■ GOAL
Show every line in the entries below where the word "text" appears.

-- START --

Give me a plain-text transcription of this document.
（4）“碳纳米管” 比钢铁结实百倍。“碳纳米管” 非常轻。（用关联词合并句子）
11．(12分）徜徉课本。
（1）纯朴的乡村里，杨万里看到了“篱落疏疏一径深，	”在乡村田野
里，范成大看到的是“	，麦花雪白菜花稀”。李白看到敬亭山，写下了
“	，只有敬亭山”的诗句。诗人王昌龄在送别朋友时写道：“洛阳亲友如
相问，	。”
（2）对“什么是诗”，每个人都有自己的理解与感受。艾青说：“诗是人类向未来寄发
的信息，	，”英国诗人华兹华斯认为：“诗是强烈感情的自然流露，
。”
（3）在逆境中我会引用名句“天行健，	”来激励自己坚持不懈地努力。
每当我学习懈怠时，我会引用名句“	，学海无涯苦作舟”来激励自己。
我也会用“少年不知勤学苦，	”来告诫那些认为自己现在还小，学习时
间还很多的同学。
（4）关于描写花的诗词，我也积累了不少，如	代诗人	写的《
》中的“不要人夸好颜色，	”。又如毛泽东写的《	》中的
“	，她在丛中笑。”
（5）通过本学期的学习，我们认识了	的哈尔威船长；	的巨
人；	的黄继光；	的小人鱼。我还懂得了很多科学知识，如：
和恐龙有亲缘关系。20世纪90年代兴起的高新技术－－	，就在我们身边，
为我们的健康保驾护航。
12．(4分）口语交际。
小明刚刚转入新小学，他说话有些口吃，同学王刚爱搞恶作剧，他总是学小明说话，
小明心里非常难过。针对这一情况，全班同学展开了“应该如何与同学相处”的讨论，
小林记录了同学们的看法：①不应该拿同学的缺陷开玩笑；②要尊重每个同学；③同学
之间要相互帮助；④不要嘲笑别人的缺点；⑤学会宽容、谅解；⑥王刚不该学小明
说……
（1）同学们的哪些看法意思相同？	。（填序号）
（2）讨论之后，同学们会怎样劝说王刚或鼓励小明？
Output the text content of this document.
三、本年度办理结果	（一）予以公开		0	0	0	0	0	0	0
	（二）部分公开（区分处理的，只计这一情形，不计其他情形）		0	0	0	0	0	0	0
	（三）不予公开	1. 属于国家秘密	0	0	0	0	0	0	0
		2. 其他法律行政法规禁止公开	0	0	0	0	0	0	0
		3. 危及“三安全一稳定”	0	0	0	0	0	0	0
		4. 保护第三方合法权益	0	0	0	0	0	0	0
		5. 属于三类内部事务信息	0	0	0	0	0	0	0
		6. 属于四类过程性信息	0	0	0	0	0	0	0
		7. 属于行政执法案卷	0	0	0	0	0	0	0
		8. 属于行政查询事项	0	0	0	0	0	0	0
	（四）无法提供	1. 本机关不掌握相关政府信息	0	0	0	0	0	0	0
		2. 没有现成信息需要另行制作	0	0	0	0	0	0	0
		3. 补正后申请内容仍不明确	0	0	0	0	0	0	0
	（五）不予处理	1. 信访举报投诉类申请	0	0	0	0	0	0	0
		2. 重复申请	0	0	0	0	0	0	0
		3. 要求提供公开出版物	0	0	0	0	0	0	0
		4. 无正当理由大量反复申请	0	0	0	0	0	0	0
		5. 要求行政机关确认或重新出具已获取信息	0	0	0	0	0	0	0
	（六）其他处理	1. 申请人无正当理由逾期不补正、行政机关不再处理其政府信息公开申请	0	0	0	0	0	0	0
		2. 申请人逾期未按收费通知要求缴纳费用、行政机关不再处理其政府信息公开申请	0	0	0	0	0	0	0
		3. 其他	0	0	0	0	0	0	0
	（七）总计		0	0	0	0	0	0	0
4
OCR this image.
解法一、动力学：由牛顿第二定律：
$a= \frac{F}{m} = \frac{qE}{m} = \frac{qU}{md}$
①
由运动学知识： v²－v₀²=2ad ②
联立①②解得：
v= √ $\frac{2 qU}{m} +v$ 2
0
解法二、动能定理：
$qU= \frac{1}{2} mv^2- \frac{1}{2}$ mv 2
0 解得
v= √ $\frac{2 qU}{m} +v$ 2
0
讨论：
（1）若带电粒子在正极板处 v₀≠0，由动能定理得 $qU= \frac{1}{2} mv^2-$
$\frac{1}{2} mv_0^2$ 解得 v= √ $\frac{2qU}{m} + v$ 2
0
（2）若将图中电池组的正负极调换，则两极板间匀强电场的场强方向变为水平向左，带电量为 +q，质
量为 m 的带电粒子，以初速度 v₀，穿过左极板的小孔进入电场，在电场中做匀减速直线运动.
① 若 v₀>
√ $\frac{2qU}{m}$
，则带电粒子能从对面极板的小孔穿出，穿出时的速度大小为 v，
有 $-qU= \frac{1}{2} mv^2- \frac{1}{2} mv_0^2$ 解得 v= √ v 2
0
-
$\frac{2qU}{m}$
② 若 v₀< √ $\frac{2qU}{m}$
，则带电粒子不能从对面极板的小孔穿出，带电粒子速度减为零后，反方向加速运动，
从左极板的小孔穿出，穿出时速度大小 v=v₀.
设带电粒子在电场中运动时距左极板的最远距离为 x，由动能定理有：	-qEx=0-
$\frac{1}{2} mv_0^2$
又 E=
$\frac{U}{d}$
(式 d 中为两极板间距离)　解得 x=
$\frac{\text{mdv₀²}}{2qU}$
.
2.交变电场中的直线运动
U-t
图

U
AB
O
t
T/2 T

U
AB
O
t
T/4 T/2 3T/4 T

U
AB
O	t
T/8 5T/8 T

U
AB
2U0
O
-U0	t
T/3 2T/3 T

-- END --

■ RESULT OF THE TASK
Give me a plain-text transcription of this document.
Output the text content of this document.
$\frac{\text{mdv₀²}}{2qU}$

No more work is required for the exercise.